● Given task
Where does the string "Manager" appear? Copy every line of the entries below that holds it.

(Structured figure records)

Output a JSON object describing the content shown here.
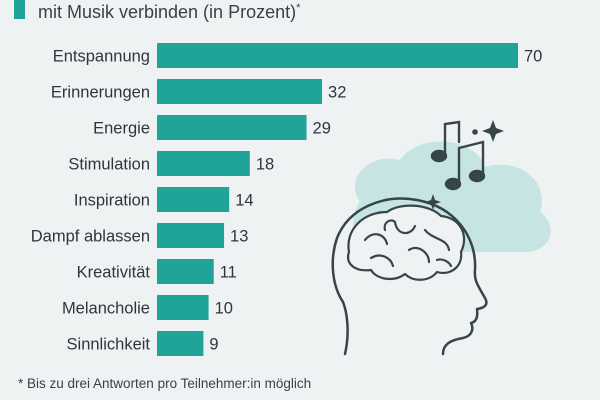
{
  "header": {
    "subtitle": "mit Musik verbinden (in Prozent)",
    "subtitle_mark": "*"
  },
  "footer": {
    "footnote": "* Bis zu drei Antworten pro Teilnehmer:in möglich",
    "source": ""
  },
  "colors": {
    "bar": "#1fa39a",
    "background": "#eef2f3",
    "illustration_cloud": "#c6e4e2",
    "illustration_line": "#36454a"
  },
  "illustration": {
    "icons": [
      "head-silhouette-icon",
      "brain-icon",
      "music-note-icon",
      "sparkle-icon"
    ]
  },
  "chart_data": {
    "type": "bar",
    "orientation": "horizontal",
    "categories": [
      "Entspannung",
      "Erinnerungen",
      "Energie",
      "Stimulation",
      "Inspiration",
      "Dampf ablassen",
      "Kreativität",
      "Melancholie",
      "Sinnlichkeit"
    ],
    "values": [
      70,
      32,
      29,
      18,
      14,
      13,
      11,
      10,
      9
    ],
    "unit": "%",
    "xlim": [
      0,
      70
    ],
    "grid": false,
    "legend": "none"
  }
}
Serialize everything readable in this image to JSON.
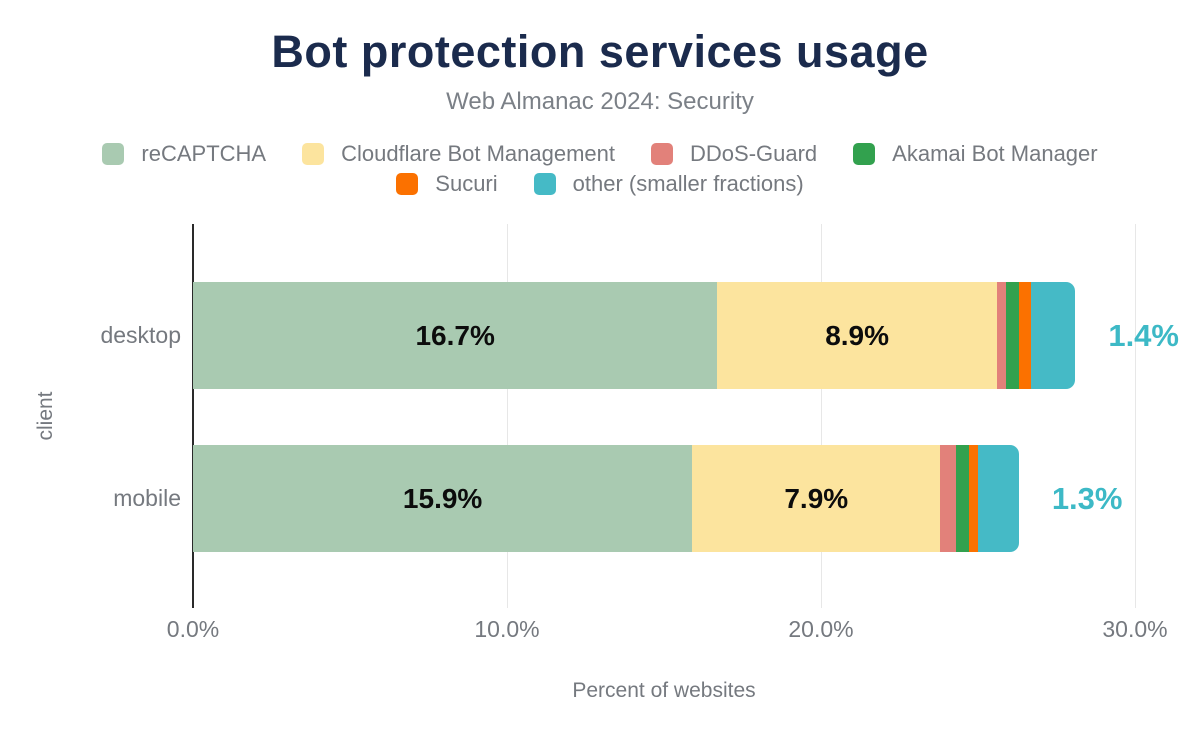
{
  "chart_data": {
    "type": "bar",
    "variant": "horizontal-stacked",
    "title": "Bot protection services usage",
    "subtitle": "Web Almanac 2024: Security",
    "categories": [
      "desktop",
      "mobile"
    ],
    "series": [
      {
        "name": "reCAPTCHA",
        "color": "#a9cab1",
        "values": [
          16.7,
          15.9
        ],
        "labels": [
          "16.7%",
          "15.9%"
        ],
        "label_mode": "inside"
      },
      {
        "name": "Cloudflare Bot Management",
        "color": "#fce49e",
        "values": [
          8.9,
          7.9
        ],
        "labels": [
          "8.9%",
          "7.9%"
        ],
        "label_mode": "inside"
      },
      {
        "name": "DDoS-Guard",
        "color": "#e2817a",
        "values": [
          0.3,
          0.5
        ],
        "labels": [
          null,
          null
        ],
        "label_mode": "none"
      },
      {
        "name": "Akamai Bot Manager",
        "color": "#32a14e",
        "values": [
          0.4,
          0.4
        ],
        "labels": [
          null,
          null
        ],
        "label_mode": "none"
      },
      {
        "name": "Sucuri",
        "color": "#fb7100",
        "values": [
          0.4,
          0.3
        ],
        "labels": [
          null,
          null
        ],
        "label_mode": "none"
      },
      {
        "name": "other (smaller fractions)",
        "color": "#45bac6",
        "values": [
          1.4,
          1.3
        ],
        "labels": [
          "1.4%",
          "1.3%"
        ],
        "label_mode": "outside"
      }
    ],
    "xlabel": "Percent of websites",
    "ylabel": "client",
    "xlim": [
      0,
      30
    ],
    "x_ticks": [
      {
        "value": 0,
        "label": "0.0%"
      },
      {
        "value": 10,
        "label": "10.0%"
      },
      {
        "value": 20,
        "label": "20.0%"
      },
      {
        "value": 30,
        "label": "30.0%"
      }
    ],
    "grid": true,
    "legend_position": "top",
    "legend_rows": [
      [
        "reCAPTCHA",
        "Cloudflare Bot Management",
        "DDoS-Guard",
        "Akamai Bot Manager"
      ],
      [
        "Sucuri",
        "other (smaller fractions)"
      ]
    ],
    "colors": {
      "title": "#1b2b4d",
      "text_gray": "#75797f",
      "inside_label": "#0c0c0c",
      "outside_label": "#3db9c6",
      "axis": "#2a2a2a",
      "grid": "#e7e7e7",
      "background": "#ffffff"
    }
  }
}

● Response to this exercise
        "name": "Akamai Bot Manager",
        "Akamai Bot Manager"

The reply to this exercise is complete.